### To be done:
Print the records from their first line through the line containing "reactions[interactable]: 👍 ♥ 4", copying every character unchanged.

### Material:
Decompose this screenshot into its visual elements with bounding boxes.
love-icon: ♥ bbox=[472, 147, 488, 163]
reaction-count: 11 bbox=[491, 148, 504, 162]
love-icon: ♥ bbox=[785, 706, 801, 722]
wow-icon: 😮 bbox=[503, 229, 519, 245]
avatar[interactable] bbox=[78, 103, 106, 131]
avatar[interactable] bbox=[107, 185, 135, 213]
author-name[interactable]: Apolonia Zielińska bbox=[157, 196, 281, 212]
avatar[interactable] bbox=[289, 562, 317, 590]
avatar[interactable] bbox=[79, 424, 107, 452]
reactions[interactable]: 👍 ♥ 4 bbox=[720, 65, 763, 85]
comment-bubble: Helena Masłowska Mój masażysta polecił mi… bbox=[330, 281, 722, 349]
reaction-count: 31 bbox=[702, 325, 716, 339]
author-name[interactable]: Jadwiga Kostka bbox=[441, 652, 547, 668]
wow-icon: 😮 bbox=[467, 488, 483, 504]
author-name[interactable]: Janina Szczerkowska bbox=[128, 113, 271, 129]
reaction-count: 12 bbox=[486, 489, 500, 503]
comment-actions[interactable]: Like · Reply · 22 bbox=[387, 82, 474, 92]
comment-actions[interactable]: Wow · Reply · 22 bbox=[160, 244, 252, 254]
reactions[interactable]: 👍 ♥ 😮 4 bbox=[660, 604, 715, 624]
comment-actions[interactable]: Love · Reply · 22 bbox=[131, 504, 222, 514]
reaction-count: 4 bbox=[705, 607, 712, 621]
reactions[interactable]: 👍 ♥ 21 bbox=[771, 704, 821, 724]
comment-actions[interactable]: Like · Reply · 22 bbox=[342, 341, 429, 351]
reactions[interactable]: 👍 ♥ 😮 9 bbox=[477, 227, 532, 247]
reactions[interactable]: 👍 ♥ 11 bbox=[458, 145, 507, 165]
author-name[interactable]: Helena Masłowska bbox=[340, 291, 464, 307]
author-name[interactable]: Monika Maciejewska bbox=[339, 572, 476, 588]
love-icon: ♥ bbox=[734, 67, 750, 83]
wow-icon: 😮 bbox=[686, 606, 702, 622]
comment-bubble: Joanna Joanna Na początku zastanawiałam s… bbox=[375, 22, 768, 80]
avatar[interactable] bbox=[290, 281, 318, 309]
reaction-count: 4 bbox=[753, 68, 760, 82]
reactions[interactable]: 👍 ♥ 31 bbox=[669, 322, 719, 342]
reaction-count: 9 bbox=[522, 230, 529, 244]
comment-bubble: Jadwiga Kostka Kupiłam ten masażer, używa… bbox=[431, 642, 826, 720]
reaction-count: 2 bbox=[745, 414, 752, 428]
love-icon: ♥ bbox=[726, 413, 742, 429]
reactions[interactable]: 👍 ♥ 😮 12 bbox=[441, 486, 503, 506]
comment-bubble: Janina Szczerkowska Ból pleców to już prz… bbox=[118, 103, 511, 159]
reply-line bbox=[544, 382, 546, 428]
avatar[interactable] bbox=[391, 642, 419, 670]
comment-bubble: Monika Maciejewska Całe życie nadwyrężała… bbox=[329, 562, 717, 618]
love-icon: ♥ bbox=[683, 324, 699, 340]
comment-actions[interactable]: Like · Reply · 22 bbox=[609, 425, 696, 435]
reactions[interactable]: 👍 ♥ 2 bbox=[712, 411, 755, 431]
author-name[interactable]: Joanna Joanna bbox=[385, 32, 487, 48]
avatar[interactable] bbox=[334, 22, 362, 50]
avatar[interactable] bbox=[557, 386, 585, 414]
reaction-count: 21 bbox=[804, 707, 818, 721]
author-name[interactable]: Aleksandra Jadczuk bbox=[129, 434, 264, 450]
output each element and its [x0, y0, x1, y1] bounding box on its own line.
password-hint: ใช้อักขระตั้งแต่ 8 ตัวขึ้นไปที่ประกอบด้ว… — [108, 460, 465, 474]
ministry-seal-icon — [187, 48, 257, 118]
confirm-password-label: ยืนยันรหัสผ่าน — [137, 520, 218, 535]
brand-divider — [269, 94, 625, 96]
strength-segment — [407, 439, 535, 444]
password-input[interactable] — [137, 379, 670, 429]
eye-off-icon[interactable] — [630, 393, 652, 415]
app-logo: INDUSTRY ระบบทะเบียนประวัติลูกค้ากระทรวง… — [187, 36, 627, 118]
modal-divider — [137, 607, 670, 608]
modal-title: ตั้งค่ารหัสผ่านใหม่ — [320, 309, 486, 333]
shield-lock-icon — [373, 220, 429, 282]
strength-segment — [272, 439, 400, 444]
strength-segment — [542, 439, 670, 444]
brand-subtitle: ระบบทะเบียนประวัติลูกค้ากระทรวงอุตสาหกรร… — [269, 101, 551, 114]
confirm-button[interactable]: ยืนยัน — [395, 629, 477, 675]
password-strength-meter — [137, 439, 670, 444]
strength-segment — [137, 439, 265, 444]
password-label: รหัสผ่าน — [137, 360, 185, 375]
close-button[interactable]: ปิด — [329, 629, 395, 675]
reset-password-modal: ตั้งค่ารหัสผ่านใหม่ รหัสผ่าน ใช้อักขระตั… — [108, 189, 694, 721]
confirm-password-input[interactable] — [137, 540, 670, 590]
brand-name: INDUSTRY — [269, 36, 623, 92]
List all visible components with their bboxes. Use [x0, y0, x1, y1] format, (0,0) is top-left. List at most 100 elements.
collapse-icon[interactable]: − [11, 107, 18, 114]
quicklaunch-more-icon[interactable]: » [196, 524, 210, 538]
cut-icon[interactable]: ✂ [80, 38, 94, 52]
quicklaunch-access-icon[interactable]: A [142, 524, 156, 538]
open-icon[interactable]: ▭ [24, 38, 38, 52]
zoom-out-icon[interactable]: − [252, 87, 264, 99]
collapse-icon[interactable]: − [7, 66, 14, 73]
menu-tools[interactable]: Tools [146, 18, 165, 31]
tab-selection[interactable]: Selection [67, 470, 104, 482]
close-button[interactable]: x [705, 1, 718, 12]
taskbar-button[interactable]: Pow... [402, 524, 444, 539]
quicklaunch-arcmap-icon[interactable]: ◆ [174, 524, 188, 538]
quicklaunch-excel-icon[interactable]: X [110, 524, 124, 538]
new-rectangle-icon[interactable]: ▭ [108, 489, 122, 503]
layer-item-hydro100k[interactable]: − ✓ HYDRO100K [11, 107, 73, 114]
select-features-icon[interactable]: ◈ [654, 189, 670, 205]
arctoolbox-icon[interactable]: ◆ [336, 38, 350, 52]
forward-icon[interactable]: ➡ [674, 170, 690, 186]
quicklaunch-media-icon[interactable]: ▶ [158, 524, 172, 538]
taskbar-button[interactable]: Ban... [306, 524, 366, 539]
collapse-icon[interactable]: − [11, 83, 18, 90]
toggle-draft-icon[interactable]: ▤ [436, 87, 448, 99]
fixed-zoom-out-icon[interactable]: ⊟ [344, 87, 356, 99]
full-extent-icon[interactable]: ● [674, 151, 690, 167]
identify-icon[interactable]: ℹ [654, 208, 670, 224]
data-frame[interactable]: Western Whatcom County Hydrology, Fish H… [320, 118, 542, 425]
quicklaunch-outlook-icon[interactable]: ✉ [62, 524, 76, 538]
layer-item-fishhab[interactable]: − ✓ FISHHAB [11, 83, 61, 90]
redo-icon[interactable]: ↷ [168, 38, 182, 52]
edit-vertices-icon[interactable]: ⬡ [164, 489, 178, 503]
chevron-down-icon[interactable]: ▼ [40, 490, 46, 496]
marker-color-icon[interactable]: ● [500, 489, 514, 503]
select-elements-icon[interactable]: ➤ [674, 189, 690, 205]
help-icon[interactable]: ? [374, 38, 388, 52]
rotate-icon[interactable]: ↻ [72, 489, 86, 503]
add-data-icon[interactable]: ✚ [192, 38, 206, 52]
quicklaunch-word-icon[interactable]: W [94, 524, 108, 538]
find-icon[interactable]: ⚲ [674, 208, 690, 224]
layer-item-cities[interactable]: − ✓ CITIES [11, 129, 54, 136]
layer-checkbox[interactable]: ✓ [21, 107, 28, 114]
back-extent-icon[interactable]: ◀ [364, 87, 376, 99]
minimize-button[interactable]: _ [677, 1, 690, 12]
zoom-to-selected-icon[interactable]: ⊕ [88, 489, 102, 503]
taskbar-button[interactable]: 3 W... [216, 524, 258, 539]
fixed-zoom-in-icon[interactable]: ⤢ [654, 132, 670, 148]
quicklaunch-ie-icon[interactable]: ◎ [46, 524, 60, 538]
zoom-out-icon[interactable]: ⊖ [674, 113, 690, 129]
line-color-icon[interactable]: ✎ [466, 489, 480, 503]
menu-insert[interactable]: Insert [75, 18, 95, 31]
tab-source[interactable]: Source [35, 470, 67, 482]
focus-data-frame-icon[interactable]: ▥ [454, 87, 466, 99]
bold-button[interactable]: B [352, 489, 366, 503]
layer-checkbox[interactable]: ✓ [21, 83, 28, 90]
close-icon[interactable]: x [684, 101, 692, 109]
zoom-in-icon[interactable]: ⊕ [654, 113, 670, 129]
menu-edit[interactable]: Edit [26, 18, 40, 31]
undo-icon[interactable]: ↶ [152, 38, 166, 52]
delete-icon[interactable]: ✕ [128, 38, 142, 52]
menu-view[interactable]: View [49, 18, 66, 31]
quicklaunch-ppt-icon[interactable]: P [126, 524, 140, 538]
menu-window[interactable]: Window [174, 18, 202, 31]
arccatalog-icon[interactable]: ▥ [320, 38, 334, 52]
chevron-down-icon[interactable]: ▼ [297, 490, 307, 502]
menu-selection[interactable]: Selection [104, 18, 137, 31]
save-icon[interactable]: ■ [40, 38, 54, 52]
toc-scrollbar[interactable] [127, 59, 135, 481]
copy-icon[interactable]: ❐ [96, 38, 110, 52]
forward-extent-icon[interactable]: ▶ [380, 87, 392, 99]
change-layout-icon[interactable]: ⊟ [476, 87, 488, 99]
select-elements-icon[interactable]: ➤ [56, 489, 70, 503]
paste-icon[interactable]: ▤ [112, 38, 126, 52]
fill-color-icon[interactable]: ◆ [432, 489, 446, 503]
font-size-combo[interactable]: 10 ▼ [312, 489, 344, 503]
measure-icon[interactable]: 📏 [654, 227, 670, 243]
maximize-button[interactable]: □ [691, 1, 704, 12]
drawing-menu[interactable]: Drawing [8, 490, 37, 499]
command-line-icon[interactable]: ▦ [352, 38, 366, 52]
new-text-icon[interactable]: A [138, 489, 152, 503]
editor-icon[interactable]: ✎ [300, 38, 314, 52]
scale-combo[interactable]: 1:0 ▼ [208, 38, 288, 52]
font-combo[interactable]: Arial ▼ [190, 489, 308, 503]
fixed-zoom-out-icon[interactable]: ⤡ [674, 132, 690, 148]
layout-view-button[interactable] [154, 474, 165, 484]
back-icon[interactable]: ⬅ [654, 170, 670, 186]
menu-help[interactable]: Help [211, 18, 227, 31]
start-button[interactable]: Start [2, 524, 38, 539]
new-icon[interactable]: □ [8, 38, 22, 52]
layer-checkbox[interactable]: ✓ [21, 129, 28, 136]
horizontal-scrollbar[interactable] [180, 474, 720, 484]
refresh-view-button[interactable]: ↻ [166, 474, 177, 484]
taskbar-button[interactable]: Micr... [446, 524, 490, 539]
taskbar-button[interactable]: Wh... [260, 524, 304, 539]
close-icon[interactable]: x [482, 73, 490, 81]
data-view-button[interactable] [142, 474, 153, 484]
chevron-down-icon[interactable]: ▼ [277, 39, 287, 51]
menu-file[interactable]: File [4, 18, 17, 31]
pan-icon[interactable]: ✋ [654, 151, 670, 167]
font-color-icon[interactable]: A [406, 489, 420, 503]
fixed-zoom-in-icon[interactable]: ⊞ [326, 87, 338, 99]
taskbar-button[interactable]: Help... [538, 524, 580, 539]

### Expected answer:
Decompose this screenshot into its visual elements with bounding boxes.
love-icon: ♥ bbox=[472, 147, 488, 163]
reaction-count: 11 bbox=[491, 148, 504, 162]
love-icon: ♥ bbox=[785, 706, 801, 722]
wow-icon: 😮 bbox=[503, 229, 519, 245]
avatar[interactable] bbox=[78, 103, 106, 131]
avatar[interactable] bbox=[107, 185, 135, 213]
author-name[interactable]: Apolonia Zielińska bbox=[157, 196, 281, 212]
avatar[interactable] bbox=[289, 562, 317, 590]
avatar[interactable] bbox=[79, 424, 107, 452]
reactions[interactable]: 👍 ♥ 4 bbox=[720, 65, 763, 85]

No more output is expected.